■ Written problem
Here are some records; quote them exactly, leaving out the pictures.
begin Records for this exercise
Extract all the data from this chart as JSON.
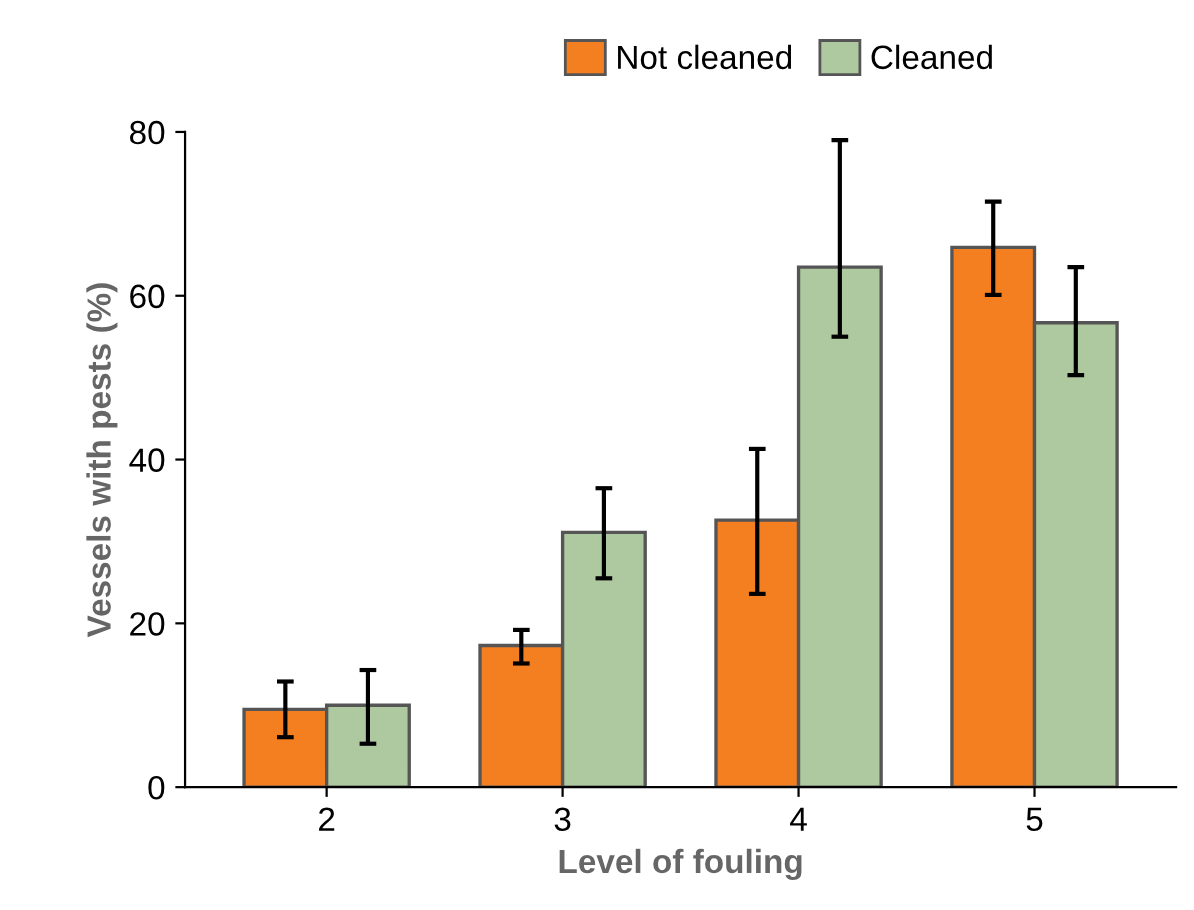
{
  "chart_data": {
    "type": "bar",
    "xlabel": "Level of fouling",
    "ylabel": "Vessels with pests (%)",
    "categories": [
      "2",
      "3",
      "4",
      "5"
    ],
    "series": [
      {
        "name": "Not cleaned",
        "color": "#f47f20",
        "values": [
          9.5,
          17.3,
          32.6,
          65.9
        ],
        "errors": [
          [
            6.1,
            12.9
          ],
          [
            15.1,
            19.2
          ],
          [
            23.6,
            41.3
          ],
          [
            60.1,
            71.5
          ]
        ]
      },
      {
        "name": "Cleaned",
        "color": "#aec99f",
        "values": [
          10.0,
          31.1,
          63.5,
          56.7
        ],
        "errors": [
          [
            5.3,
            14.3
          ],
          [
            25.5,
            36.5
          ],
          [
            55.0,
            79.0
          ],
          [
            50.3,
            63.5
          ]
        ]
      }
    ],
    "ylim": [
      0,
      80
    ],
    "yticks": [
      0,
      20,
      40,
      60,
      80
    ],
    "grid": false,
    "legend": "top"
  }
}
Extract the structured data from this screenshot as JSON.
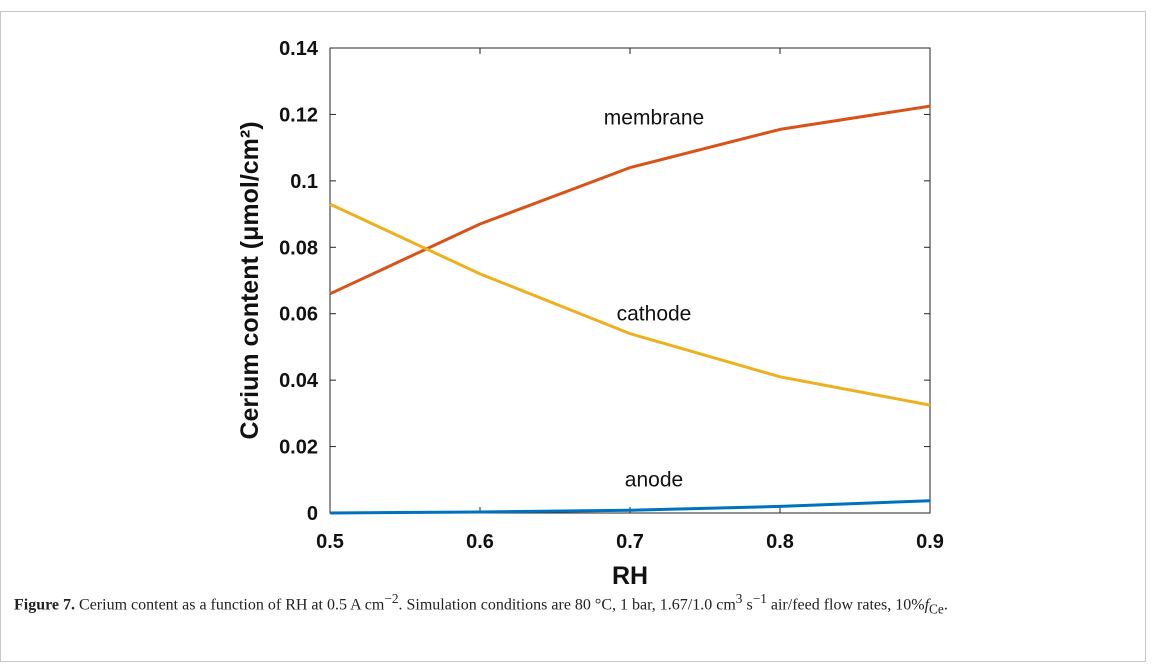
end Records for this exercise
■ Finished exercise
Extract all the data from this chart as JSON.
{
  "chart_data": {
    "type": "bar",
    "xlabel": "Level of fouling",
    "ylabel": "Vessels with pests (%)",
    "categories": [
      "2",
      "3",
      "4",
      "5"
    ],
    "series": [
      {
        "name": "Not cleaned",
        "color": "#f47f20",
        "values": [
          9.5,
          17.3,
          32.6,
          65.9
        ],
        "errors": [
          [
            6.1,
            12.9
          ],
          [
            15.1,
            19.2
          ],
          [
            23.6,
            41.3
          ],
          [
            60.1,
            71.5
          ]
        ]
      },
      {
        "name": "Cleaned",
        "color": "#aec99f",
        "values": [
          10.0,
          31.1,
          63.5,
          56.7
        ],
        "errors": [
          [
            5.3,
            14.3
          ],
          [
            25.5,
            36.5
          ],
          [
            55.0,
            79.0
          ],
          [
            50.3,
            63.5
          ]
        ]
      }
    ],
    "ylim": [
      0,
      80
    ],
    "yticks": [
      0,
      20,
      40,
      60,
      80
    ],
    "grid": false,
    "legend": "top"
  }
}
Extract the structured data from this screenshot as JSON.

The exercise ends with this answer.